Requirement: Without changing a character, return the entries, but not the images they hold.
----
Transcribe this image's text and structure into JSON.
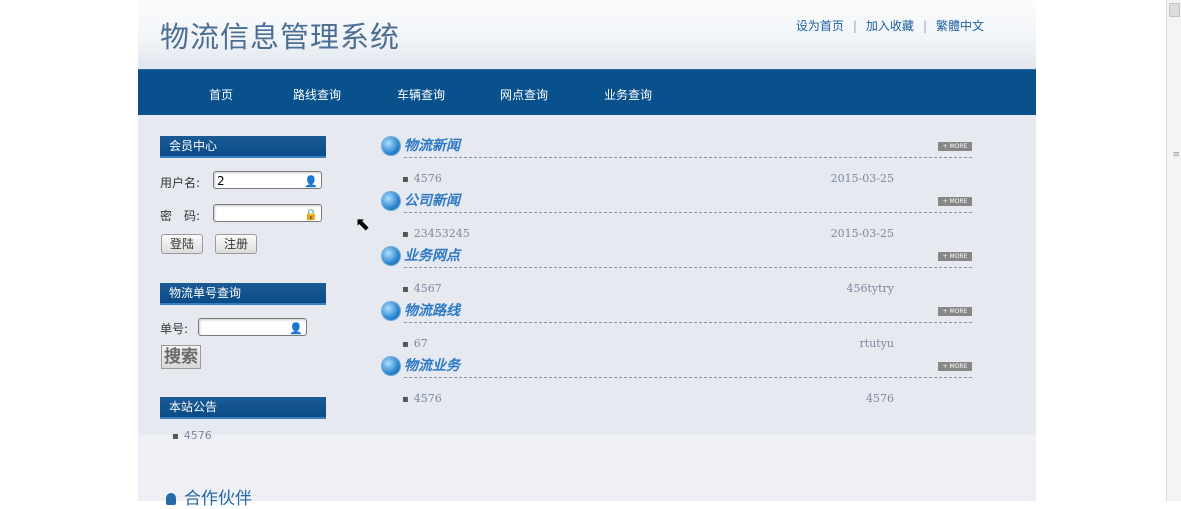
{
  "site": {
    "title": "物流信息管理系统"
  },
  "top_links": {
    "home": "设为首页",
    "favorite": "加入收藏",
    "traditional": "繁體中文",
    "sep": "|"
  },
  "nav": {
    "items": [
      {
        "label": "首页"
      },
      {
        "label": "路线查询"
      },
      {
        "label": "车辆查询"
      },
      {
        "label": "网点查询"
      },
      {
        "label": "业务查询"
      }
    ]
  },
  "member": {
    "heading": "会员中心",
    "username_label": "用户名:",
    "username_value": "2",
    "password_label": "密　码:",
    "login_button": "登陆",
    "register_button": "注册"
  },
  "tracking": {
    "heading": "物流单号查询",
    "number_label": "单号:",
    "search_button": "搜索"
  },
  "notice": {
    "heading": "本站公告",
    "items": [
      "4576"
    ]
  },
  "news_sections": [
    {
      "title": "物流新闻",
      "more": "+ MORE",
      "item": "4576",
      "date": "2015-03-25"
    },
    {
      "title": "公司新闻",
      "more": "+ MORE",
      "item": "23453245",
      "date": "2015-03-25"
    },
    {
      "title": "业务网点",
      "more": "+ MORE",
      "item": "4567",
      "date": "456tytry"
    },
    {
      "title": "物流路线",
      "more": "+ MORE",
      "item": "67",
      "date": "rtutyu"
    },
    {
      "title": "物流业务",
      "more": "+ MORE",
      "item": "4576",
      "date": "4576"
    }
  ],
  "partner": {
    "title": "合作伙伴"
  },
  "colors": {
    "nav_bg": "#08518c",
    "title": "#4c6e92",
    "link": "#1d5fa0",
    "news_title": "#2e7ac4"
  }
}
----
Result for this task:
Transcribe this image's text and structure into JSON.
{
  "site": {
    "title": "物流信息管理系统"
  },
  "top_links": {
    "home": "设为首页",
    "favorite": "加入收藏",
    "traditional": "繁體中文",
    "sep": "|"
  },
  "nav": {
    "items": [
      {
        "label": "首页"
      },
      {
        "label": "路线查询"
      },
      {
        "label": "车辆查询"
      },
      {
        "label": "网点查询"
      },
      {
        "label": "业务查询"
      }
    ]
  },
  "member": {
    "heading": "会员中心",
    "username_label": "用户名:",
    "username_value": "2",
    "password_label": "密　码:",
    "login_button": "登陆",
    "register_button": "注册"
  },
  "tracking": {
    "heading": "物流单号查询",
    "number_label": "单号:",
    "search_button": "搜索"
  },
  "notice": {
    "heading": "本站公告",
    "items": [
      "4576"
    ]
  },
  "news_sections": [
    {
      "title": "物流新闻",
      "more": "+ MORE",
      "item": "4576",
      "date": "2015-03-25"
    },
    {
      "title": "公司新闻",
      "more": "+ MORE",
      "item": "23453245",
      "date": "2015-03-25"
    },
    {
      "title": "业务网点",
      "more": "+ MORE",
      "item": "4567",
      "date": "456tytry"
    },
    {
      "title": "物流路线",
      "more": "+ MORE",
      "item": "67",
      "date": "rtutyu"
    },
    {
      "title": "物流业务",
      "more": "+ MORE",
      "item": "4576",
      "date": "4576"
    }
  ],
  "partner": {
    "title": "合作伙伴"
  },
  "colors": {
    "nav_bg": "#08518c",
    "title": "#4c6e92",
    "link": "#1d5fa0",
    "news_title": "#2e7ac4"
  }
}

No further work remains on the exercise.